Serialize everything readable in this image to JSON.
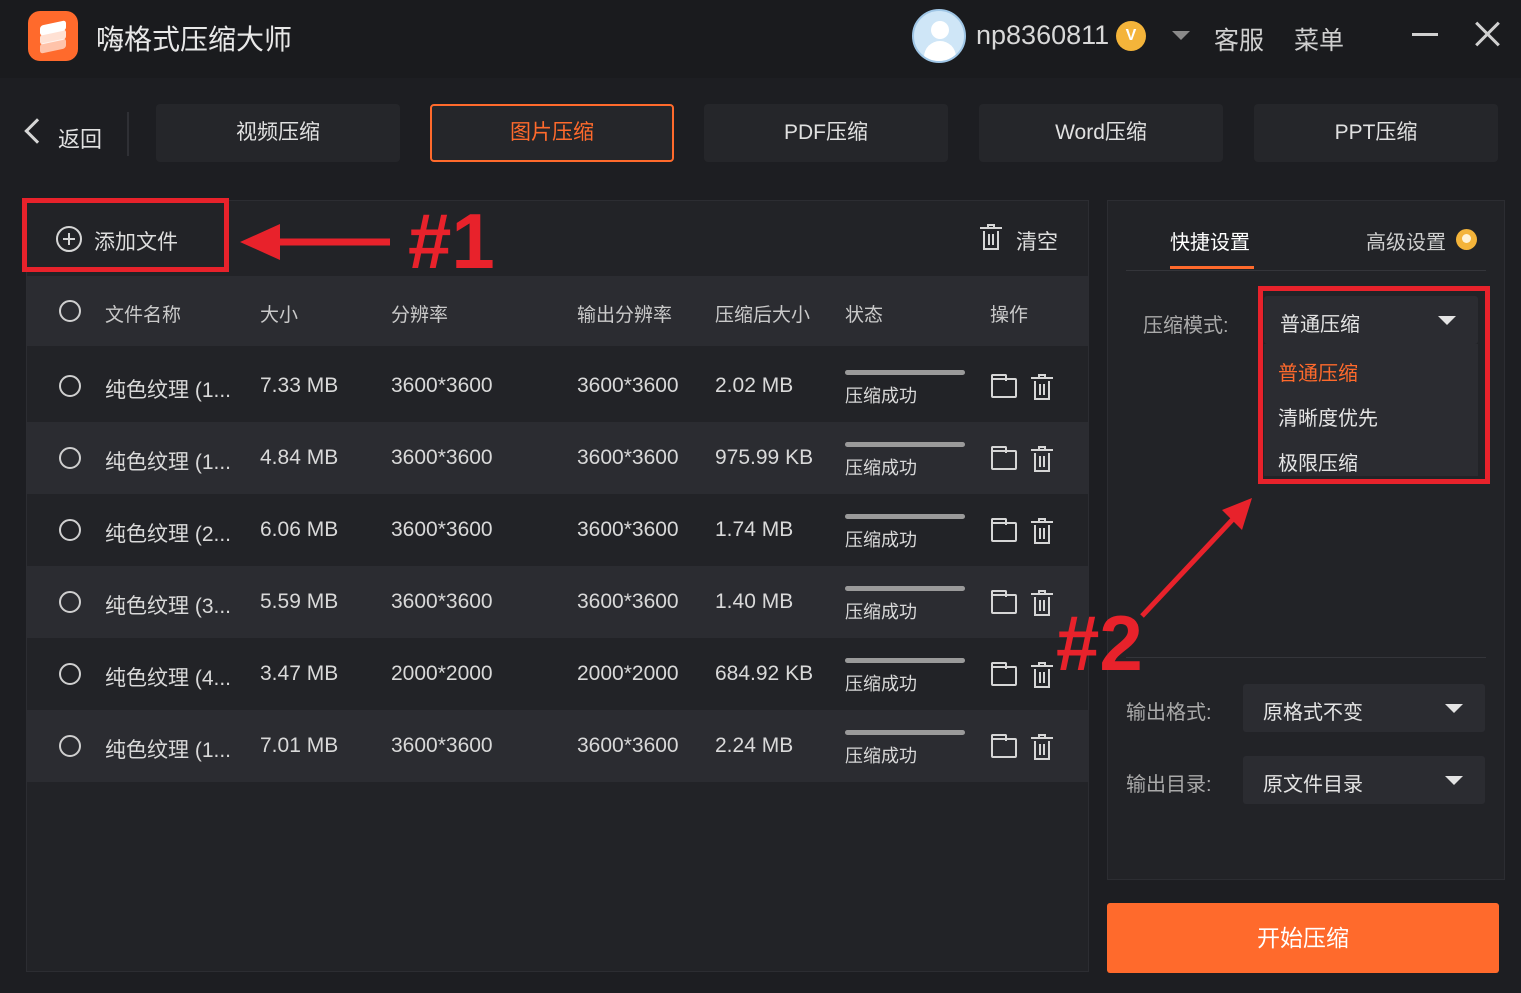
{
  "titlebar": {
    "app_title": "嗨格式压缩大师",
    "username": "np8360811",
    "vip_badge": "V",
    "customer_service": "客服",
    "menu": "菜单"
  },
  "nav": {
    "back_label": "返回",
    "tabs": [
      {
        "label": "视频压缩",
        "active": false
      },
      {
        "label": "图片压缩",
        "active": true
      },
      {
        "label": "PDF压缩",
        "active": false
      },
      {
        "label": "Word压缩",
        "active": false
      },
      {
        "label": "PPT压缩",
        "active": false
      }
    ]
  },
  "toolbar": {
    "add_file": "添加文件",
    "clear": "清空"
  },
  "annotations": {
    "label1": "#1",
    "label2": "#2"
  },
  "table": {
    "headers": {
      "name": "文件名称",
      "size": "大小",
      "resolution": "分辨率",
      "output_resolution": "输出分辨率",
      "compressed_size": "压缩后大小",
      "status": "状态",
      "actions": "操作"
    },
    "rows": [
      {
        "name": "纯色纹理 (1...",
        "size": "7.33 MB",
        "resolution": "3600*3600",
        "output_resolution": "3600*3600",
        "compressed_size": "2.02 MB",
        "status": "压缩成功",
        "progress": 1.0
      },
      {
        "name": "纯色纹理 (1...",
        "size": "4.84 MB",
        "resolution": "3600*3600",
        "output_resolution": "3600*3600",
        "compressed_size": "975.99 KB",
        "status": "压缩成功",
        "progress": 1.0
      },
      {
        "name": "纯色纹理 (2...",
        "size": "6.06 MB",
        "resolution": "3600*3600",
        "output_resolution": "3600*3600",
        "compressed_size": "1.74 MB",
        "status": "压缩成功",
        "progress": 1.0
      },
      {
        "name": "纯色纹理 (3...",
        "size": "5.59 MB",
        "resolution": "3600*3600",
        "output_resolution": "3600*3600",
        "compressed_size": "1.40 MB",
        "status": "压缩成功",
        "progress": 1.0
      },
      {
        "name": "纯色纹理 (4...",
        "size": "3.47 MB",
        "resolution": "2000*2000",
        "output_resolution": "2000*2000",
        "compressed_size": "684.92 KB",
        "status": "压缩成功",
        "progress": 1.0
      },
      {
        "name": "纯色纹理 (1...",
        "size": "7.01 MB",
        "resolution": "3600*3600",
        "output_resolution": "3600*3600",
        "compressed_size": "2.24 MB",
        "status": "压缩成功",
        "progress": 1.0
      }
    ]
  },
  "settings": {
    "tab_quick": "快捷设置",
    "tab_advanced": "高级设置",
    "mode_label": "压缩模式:",
    "mode_value": "普通压缩",
    "mode_options": [
      "普通压缩",
      "清晰度优先",
      "极限压缩"
    ],
    "format_label": "输出格式:",
    "format_value": "原格式不变",
    "dir_label": "输出目录:",
    "dir_value": "原文件目录",
    "start_button": "开始压缩"
  },
  "colors": {
    "accent": "#ff6a2c",
    "annotation": "#e8222b",
    "background": "#1d1e22",
    "panel": "#222327"
  }
}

━━━━━━━━━━

### Exercise:
Using the records above, retype everything exactly except the pictures.

### Reply:
Serialize everything readable in this image to JSON.
{
  "titlebar": {
    "app_title": "嗨格式压缩大师",
    "username": "np8360811",
    "vip_badge": "V",
    "customer_service": "客服",
    "menu": "菜单"
  },
  "nav": {
    "back_label": "返回",
    "tabs": [
      {
        "label": "视频压缩",
        "active": false
      },
      {
        "label": "图片压缩",
        "active": true
      },
      {
        "label": "PDF压缩",
        "active": false
      },
      {
        "label": "Word压缩",
        "active": false
      },
      {
        "label": "PPT压缩",
        "active": false
      }
    ]
  },
  "toolbar": {
    "add_file": "添加文件",
    "clear": "清空"
  },
  "annotations": {
    "label1": "#1",
    "label2": "#2"
  },
  "table": {
    "headers": {
      "name": "文件名称",
      "size": "大小",
      "resolution": "分辨率",
      "output_resolution": "输出分辨率",
      "compressed_size": "压缩后大小",
      "status": "状态",
      "actions": "操作"
    },
    "rows": [
      {
        "name": "纯色纹理 (1...",
        "size": "7.33 MB",
        "resolution": "3600*3600",
        "output_resolution": "3600*3600",
        "compressed_size": "2.02 MB",
        "status": "压缩成功",
        "progress": 1.0
      },
      {
        "name": "纯色纹理 (1...",
        "size": "4.84 MB",
        "resolution": "3600*3600",
        "output_resolution": "3600*3600",
        "compressed_size": "975.99 KB",
        "status": "压缩成功",
        "progress": 1.0
      },
      {
        "name": "纯色纹理 (2...",
        "size": "6.06 MB",
        "resolution": "3600*3600",
        "output_resolution": "3600*3600",
        "compressed_size": "1.74 MB",
        "status": "压缩成功",
        "progress": 1.0
      },
      {
        "name": "纯色纹理 (3...",
        "size": "5.59 MB",
        "resolution": "3600*3600",
        "output_resolution": "3600*3600",
        "compressed_size": "1.40 MB",
        "status": "压缩成功",
        "progress": 1.0
      },
      {
        "name": "纯色纹理 (4...",
        "size": "3.47 MB",
        "resolution": "2000*2000",
        "output_resolution": "2000*2000",
        "compressed_size": "684.92 KB",
        "status": "压缩成功",
        "progress": 1.0
      },
      {
        "name": "纯色纹理 (1...",
        "size": "7.01 MB",
        "resolution": "3600*3600",
        "output_resolution": "3600*3600",
        "compressed_size": "2.24 MB",
        "status": "压缩成功",
        "progress": 1.0
      }
    ]
  },
  "settings": {
    "tab_quick": "快捷设置",
    "tab_advanced": "高级设置",
    "mode_label": "压缩模式:",
    "mode_value": "普通压缩",
    "mode_options": [
      "普通压缩",
      "清晰度优先",
      "极限压缩"
    ],
    "format_label": "输出格式:",
    "format_value": "原格式不变",
    "dir_label": "输出目录:",
    "dir_value": "原文件目录",
    "start_button": "开始压缩"
  },
  "colors": {
    "accent": "#ff6a2c",
    "annotation": "#e8222b",
    "background": "#1d1e22",
    "panel": "#222327"
  }
}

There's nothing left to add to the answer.